List every line below containing "copyright".

* Stored rows:
** start **
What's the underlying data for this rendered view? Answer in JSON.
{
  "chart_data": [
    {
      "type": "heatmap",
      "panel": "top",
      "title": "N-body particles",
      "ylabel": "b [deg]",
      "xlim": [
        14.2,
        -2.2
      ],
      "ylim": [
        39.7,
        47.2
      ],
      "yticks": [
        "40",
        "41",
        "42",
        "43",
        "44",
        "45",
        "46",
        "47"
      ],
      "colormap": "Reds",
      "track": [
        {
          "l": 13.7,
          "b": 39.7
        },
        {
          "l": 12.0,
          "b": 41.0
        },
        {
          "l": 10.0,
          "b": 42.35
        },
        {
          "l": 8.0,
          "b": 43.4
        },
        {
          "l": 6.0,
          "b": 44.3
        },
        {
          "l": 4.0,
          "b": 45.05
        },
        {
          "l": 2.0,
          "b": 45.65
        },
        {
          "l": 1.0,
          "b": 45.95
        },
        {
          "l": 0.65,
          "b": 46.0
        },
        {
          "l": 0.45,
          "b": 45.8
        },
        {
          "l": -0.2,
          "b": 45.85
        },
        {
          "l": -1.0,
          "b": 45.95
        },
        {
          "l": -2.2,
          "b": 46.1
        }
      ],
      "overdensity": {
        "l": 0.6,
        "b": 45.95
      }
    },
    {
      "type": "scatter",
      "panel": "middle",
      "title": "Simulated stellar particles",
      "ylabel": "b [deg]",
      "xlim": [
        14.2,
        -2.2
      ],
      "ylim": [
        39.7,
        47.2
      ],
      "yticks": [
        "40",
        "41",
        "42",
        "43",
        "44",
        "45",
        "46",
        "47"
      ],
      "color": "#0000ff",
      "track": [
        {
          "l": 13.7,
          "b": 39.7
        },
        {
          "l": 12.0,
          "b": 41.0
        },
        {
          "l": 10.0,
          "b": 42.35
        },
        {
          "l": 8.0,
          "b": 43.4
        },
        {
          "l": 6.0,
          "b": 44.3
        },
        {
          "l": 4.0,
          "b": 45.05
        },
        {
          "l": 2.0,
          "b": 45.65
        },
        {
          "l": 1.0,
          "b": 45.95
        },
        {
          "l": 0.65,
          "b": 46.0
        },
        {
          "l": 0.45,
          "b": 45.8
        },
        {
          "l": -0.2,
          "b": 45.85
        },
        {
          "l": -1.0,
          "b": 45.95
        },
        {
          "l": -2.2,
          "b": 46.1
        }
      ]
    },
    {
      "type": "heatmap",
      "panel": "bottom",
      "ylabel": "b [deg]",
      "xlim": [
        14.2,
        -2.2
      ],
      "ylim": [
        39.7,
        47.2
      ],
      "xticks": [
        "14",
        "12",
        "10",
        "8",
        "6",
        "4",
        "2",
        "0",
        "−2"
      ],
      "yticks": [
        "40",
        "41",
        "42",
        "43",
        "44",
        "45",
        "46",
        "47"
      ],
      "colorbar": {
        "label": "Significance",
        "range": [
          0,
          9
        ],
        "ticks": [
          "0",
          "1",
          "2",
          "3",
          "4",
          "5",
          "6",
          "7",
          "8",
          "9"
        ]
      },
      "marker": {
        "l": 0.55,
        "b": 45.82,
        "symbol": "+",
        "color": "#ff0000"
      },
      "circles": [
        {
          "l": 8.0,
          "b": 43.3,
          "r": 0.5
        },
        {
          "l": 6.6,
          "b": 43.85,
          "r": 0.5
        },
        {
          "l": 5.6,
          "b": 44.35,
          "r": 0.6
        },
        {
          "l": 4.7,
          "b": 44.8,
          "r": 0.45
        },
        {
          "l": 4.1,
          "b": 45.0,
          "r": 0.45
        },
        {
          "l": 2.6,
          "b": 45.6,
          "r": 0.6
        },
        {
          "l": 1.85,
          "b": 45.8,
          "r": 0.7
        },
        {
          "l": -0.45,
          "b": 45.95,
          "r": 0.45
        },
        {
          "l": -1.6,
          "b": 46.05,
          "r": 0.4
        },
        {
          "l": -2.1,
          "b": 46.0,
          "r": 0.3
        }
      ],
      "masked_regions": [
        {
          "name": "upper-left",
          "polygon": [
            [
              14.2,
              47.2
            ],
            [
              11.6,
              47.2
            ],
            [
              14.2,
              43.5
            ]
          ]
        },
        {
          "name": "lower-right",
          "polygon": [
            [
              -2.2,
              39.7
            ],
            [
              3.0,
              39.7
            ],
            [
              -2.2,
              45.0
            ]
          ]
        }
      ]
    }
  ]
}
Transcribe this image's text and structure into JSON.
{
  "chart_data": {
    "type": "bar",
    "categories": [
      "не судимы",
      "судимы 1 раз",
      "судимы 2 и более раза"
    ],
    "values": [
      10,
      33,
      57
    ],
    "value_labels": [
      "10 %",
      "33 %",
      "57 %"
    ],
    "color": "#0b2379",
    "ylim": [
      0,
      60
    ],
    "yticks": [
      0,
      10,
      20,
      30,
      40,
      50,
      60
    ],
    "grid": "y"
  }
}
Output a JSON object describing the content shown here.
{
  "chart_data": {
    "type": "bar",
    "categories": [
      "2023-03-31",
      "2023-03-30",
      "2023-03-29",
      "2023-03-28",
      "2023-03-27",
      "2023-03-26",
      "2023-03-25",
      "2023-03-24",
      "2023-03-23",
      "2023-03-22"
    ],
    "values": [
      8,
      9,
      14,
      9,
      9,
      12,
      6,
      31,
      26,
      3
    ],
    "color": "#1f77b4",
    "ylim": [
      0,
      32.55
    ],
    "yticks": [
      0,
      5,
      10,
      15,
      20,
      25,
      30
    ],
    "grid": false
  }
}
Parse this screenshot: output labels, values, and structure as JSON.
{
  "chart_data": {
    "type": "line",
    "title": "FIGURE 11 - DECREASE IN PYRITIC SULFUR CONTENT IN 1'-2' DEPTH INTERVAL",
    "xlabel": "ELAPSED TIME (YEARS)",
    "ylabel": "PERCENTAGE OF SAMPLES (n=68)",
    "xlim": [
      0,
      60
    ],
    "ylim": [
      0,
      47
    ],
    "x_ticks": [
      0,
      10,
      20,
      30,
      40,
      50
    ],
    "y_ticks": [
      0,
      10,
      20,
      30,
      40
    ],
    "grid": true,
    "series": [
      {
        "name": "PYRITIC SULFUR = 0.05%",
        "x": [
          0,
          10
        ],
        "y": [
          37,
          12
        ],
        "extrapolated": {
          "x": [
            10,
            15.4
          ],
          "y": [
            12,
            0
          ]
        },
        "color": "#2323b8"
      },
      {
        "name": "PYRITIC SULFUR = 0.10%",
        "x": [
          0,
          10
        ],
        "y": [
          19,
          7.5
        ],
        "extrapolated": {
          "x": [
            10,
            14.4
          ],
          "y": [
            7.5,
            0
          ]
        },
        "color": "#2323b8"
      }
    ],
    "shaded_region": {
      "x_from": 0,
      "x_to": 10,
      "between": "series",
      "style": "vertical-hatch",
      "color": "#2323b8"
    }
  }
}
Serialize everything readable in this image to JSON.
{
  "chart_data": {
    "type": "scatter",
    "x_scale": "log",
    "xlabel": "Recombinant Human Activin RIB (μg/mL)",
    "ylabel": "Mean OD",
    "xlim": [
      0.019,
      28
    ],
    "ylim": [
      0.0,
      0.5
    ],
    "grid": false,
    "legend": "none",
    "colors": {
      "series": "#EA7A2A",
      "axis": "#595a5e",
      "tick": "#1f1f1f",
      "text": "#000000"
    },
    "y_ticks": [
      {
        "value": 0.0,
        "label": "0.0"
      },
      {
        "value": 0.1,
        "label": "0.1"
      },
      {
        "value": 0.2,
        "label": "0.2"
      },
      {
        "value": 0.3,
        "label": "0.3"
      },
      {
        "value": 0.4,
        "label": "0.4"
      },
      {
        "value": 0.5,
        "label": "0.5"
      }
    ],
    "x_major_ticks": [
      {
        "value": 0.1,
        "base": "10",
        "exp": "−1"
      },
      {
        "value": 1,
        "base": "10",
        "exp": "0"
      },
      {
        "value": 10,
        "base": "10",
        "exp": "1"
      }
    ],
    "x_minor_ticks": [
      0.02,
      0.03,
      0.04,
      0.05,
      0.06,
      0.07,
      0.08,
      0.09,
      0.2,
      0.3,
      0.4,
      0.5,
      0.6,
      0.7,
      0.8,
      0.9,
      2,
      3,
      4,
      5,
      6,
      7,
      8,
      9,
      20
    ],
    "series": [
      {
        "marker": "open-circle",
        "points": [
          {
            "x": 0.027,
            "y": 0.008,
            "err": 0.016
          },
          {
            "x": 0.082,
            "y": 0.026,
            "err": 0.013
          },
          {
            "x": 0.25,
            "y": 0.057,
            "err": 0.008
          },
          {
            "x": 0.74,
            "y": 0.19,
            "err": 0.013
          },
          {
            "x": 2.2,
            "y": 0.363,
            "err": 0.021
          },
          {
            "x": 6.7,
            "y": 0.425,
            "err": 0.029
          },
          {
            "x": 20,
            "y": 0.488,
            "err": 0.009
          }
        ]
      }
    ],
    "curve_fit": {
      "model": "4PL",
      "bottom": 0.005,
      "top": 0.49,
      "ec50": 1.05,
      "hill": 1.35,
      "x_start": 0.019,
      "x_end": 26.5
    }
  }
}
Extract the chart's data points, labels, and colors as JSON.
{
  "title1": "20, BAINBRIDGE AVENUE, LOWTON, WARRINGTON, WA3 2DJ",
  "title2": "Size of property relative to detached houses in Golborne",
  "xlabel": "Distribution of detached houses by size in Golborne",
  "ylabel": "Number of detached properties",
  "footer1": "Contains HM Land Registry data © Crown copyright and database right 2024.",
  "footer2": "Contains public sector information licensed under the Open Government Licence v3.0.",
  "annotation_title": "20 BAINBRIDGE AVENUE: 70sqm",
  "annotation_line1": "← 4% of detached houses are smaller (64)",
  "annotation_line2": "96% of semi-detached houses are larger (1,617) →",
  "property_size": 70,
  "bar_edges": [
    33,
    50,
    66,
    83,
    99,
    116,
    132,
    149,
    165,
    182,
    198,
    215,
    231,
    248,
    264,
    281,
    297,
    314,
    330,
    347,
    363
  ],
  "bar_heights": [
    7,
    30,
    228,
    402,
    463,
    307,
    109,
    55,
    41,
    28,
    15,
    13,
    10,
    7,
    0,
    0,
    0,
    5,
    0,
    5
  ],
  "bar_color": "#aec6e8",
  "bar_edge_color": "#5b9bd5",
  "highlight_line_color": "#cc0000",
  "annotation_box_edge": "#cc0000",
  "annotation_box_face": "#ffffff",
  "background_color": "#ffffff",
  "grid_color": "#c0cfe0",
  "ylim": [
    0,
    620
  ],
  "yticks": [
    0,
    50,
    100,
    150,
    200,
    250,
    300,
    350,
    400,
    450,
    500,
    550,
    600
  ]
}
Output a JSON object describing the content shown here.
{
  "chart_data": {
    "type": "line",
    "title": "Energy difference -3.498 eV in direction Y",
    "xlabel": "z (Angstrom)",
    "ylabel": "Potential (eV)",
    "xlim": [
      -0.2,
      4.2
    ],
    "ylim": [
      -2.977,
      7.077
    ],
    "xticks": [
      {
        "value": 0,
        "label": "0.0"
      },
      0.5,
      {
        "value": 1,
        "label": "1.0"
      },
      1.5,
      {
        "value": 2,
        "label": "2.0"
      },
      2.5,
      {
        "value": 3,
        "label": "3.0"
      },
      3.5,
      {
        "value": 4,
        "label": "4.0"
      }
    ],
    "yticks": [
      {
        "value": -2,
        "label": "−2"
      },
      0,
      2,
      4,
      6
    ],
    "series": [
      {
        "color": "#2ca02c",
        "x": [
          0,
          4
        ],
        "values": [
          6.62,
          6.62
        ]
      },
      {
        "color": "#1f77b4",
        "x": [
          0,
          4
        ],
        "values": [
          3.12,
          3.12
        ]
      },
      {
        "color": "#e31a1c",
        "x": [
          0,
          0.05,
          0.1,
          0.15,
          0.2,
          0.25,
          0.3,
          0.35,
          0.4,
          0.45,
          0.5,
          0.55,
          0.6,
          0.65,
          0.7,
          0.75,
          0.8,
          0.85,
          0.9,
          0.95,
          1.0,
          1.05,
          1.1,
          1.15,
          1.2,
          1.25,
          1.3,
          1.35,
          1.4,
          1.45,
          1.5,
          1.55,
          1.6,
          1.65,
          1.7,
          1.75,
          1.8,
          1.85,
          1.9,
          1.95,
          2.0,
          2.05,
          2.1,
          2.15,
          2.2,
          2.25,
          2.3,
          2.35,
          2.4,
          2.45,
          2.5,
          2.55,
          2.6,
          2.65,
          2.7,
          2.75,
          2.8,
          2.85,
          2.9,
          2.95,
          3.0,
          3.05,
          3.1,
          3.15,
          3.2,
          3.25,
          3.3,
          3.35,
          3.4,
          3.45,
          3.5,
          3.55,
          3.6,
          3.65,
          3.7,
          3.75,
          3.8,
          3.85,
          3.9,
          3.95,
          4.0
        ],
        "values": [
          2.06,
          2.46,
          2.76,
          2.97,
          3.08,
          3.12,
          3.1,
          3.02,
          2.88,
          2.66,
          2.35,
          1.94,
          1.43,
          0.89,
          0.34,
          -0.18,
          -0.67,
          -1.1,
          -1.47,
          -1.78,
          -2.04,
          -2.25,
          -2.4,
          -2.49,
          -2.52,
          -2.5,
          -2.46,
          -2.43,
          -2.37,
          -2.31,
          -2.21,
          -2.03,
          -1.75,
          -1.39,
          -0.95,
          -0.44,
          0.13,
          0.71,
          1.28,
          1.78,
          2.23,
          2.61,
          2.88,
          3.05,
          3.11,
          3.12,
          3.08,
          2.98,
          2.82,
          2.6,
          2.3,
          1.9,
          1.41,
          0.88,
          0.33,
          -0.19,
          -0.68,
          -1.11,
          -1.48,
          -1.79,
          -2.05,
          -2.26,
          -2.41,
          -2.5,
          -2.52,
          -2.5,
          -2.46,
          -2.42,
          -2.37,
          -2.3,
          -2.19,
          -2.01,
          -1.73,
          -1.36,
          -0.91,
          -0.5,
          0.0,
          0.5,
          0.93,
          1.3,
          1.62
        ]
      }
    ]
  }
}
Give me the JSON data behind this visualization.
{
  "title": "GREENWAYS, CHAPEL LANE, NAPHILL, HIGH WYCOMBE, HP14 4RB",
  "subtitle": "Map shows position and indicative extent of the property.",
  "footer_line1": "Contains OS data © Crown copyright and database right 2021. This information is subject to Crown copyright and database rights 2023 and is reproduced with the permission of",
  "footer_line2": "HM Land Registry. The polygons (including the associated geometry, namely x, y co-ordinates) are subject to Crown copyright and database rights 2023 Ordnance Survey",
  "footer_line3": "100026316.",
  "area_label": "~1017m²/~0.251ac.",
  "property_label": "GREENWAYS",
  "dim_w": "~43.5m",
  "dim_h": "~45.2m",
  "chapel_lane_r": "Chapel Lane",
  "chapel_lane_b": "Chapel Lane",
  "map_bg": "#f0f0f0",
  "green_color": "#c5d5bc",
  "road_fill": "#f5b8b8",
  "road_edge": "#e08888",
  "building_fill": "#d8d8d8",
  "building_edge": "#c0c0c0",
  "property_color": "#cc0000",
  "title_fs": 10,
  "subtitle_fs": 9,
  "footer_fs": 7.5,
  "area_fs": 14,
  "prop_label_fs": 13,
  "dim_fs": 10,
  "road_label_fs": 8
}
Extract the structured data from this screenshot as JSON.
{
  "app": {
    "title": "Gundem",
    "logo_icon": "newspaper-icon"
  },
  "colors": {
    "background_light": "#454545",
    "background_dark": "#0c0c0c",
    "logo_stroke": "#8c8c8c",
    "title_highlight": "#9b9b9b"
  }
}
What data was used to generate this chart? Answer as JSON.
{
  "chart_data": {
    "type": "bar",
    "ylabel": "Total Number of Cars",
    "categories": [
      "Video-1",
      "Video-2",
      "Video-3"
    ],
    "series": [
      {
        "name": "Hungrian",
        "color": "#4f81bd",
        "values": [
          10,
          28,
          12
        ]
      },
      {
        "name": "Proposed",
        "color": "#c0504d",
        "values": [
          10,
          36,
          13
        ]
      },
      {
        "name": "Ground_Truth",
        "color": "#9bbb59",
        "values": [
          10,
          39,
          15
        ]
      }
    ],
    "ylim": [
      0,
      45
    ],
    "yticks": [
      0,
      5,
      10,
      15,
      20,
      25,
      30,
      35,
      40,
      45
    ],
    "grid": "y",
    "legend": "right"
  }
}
** end **
* Written reply:
  "footer1": "Contains HM Land Registry data © Crown copyright and database right 2024.",
  "footer_line1": "Contains OS data © Crown copyright and database right 2021. This information is subject to Crown copyright and database rights 2023 and is reproduced with the permission of",
  "footer_line2": "HM Land Registry. The polygons (including the associated geometry, namely x, y co-ordinates) are subject to Crown copyright and database rights 2023 Ordnance Survey",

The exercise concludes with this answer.